### EXERCISE DESCRIPTION:
Each entry below is to be duplicated verbatim.

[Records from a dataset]
>>>
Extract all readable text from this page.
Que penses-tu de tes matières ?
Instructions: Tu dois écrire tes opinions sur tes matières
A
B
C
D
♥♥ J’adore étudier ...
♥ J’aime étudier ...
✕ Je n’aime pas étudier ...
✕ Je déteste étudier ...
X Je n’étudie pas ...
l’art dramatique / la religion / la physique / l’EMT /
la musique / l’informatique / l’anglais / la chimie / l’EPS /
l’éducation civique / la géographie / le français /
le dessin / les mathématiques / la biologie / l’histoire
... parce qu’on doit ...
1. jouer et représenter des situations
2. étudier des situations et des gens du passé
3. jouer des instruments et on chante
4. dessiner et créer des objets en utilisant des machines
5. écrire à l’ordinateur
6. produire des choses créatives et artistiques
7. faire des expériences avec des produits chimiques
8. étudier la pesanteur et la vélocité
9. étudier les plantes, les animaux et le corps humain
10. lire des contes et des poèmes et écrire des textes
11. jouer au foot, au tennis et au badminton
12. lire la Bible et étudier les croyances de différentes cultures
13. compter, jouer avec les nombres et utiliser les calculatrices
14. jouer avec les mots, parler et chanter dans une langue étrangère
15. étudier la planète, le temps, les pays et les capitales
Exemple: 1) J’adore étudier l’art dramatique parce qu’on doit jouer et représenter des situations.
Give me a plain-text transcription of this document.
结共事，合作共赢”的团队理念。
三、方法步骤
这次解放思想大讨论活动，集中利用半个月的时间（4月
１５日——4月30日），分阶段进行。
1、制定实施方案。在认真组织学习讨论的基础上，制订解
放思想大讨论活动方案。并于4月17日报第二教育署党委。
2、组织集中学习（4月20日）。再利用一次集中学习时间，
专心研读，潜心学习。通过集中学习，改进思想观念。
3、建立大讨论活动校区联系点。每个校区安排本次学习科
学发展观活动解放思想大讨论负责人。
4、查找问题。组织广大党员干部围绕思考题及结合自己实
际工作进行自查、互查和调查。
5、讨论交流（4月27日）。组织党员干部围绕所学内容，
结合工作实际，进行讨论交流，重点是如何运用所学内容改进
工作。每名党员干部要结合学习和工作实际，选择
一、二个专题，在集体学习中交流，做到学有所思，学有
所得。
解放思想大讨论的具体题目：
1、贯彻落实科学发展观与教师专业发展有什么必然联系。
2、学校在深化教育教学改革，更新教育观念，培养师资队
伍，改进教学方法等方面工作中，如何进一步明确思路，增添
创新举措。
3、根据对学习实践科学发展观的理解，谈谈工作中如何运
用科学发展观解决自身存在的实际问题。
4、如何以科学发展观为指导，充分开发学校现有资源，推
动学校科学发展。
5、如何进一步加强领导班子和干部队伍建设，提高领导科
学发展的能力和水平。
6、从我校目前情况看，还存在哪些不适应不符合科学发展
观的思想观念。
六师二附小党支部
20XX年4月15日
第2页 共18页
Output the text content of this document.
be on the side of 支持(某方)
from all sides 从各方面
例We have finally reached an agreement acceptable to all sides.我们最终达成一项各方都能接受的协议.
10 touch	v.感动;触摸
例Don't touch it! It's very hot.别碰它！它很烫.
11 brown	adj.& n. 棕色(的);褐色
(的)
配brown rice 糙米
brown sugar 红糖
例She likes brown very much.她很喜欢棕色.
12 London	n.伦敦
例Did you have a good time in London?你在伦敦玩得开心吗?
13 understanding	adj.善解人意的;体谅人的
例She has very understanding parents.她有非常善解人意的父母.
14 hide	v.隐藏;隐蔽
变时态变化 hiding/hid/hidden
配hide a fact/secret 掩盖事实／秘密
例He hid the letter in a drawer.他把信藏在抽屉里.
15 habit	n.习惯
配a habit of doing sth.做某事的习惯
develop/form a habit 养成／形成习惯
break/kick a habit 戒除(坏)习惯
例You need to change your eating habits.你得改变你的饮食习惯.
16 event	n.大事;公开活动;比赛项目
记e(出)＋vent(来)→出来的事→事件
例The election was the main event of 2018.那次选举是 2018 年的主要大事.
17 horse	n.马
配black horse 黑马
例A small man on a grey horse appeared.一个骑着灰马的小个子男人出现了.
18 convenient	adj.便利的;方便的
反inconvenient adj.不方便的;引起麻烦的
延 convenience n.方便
<<<
### EXERCISE OUTPUT:
Extract all readable text from this page.
Que penses-tu de tes matières ?
Instructions: Tu dois écrire tes opinions sur tes matières
A
B
C
D
♥♥ J’adore étudier ...
♥ J’aime étudier ...
✕ Je n’aime pas étudier ...
✕ Je déteste étudier ...
X Je n’étudie pas ...
l’art dramatique / la religion / la physique / l’EMT /
la musique / l’informatique / l’anglais / la chimie / l’EPS /
l’éducation civique / la géographie / le français /
le dessin / les mathématiques / la biologie / l’histoire
... parce qu’on doit ...
1. jouer et représenter des situations
2. étudier des situations et des gens du passé
3. jouer des instruments et on chante
4. dessiner et créer des objets en utilisant des machines
5. écrire à l’ordinateur
6. produire des choses créatives et artistiques
7. faire des expériences avec des produits chimiques
8. étudier la pesanteur et la vélocité
9. étudier les plantes, les animaux et le corps humain
10. lire des contes et des poèmes et écrire des textes
11. jouer au foot, au tennis et au badminton
12. lire la Bible et étudier les croyances de différentes cultures
13. compter, jouer avec les nombres et utiliser les calculatrices
14. jouer avec les mots, parler et chanter dans une langue étrangère
15. étudier la planète, le temps, les pays et les capitales
Exemple: 1) J’adore étudier l’art dramatique parce qu’on doit jouer et représenter des situations.
Give me a plain-text transcription of this document.
结共事，合作共赢”的团队理念。
三、方法步骤
这次解放思想大讨论活动，集中利用半个月的时间（4月
１５日——4月30日），分阶段进行。
1、制定实施方案。在认真组织学习讨论的基础上，制订解
放思想大讨论活动方案。并于4月17日报第二教育署党委。
2、组织集中学习（4月20日）。再利用一次集中学习时间，
专心研读，潜心学习。通过集中学习，改进思想观念。
3、建立大讨论活动校区联系点。每个校区安排本次学习科
学发展观活动解放思想大讨论负责人。
4、查找问题。组织广大党员干部围绕思考题及结合自己实
际工作进行自查、互查和调查。
5、讨论交流（4月27日）。组织党员干部围绕所学内容，
结合工作实际，进行讨论交流，重点是如何运用所学内容改进
工作。每名党员干部要结合学习和工作实际，选择
一、二个专题，在集体学习中交流，做到学有所思，学有
所得。
解放思想大讨论的具体题目：
1、贯彻落实科学发展观与教师专业发展有什么必然联系。
2、学校在深化教育教学改革，更新教育观念，培养师资队
伍，改进教学方法等方面工作中，如何进一步明确思路，增添
创新举措。
3、根据对学习实践科学发展观的理解，谈谈工作中如何运
用科学发展观解决自身存在的实际问题。
4、如何以科学发展观为指导，充分开发学校现有资源，推
动学校科学发展。
5、如何进一步加强领导班子和干部队伍建设，提高领导科
学发展的能力和水平。
6、从我校目前情况看，还存在哪些不适应不符合科学发展
观的思想观念。
六师二附小党支部
20XX年4月15日
第2页 共18页
Output the text content of this document.
be on the side of 支持(某方)
from all sides 从各方面
例We have finally reached an agreement acceptable to all sides.我们最终达成一项各方都能接受的协议.
10 touch	v.感动;触摸
例Don't touch it! It's very hot.别碰它！它很烫.
11 brown	adj.& n. 棕色(的);褐色
(的)
配brown rice 糙米
brown sugar 红糖
例She likes brown very much.她很喜欢棕色.
12 London	n.伦敦
例Did you have a good time in London?你在伦敦玩得开心吗?
13 understanding	adj.善解人意的;体谅人的
例She has very understanding parents.她有非常善解人意的父母.
14 hide	v.隐藏;隐蔽
变时态变化 hiding/hid/hidden
配hide a fact/secret 掩盖事实／秘密
例He hid the letter in a drawer.他把信藏在抽屉里.
15 habit	n.习惯
配a habit of doing sth.做某事的习惯
develop/form a habit 养成／形成习惯
break/kick a habit 戒除(坏)习惯
例You need to change your eating habits.你得改变你的饮食习惯.
16 event	n.大事;公开活动;比赛项目
记e(出)＋vent(来)→出来的事→事件
例The election was the main event of 2018.那次选举是 2018 年的主要大事.
17 horse	n.马
配black horse 黑马
例A small man on a grey horse appeared.一个骑着灰马的小个子男人出现了.
18 convenient	adj.便利的;方便的
反inconvenient adj.不方便的;引起麻烦的
延 convenience n.方便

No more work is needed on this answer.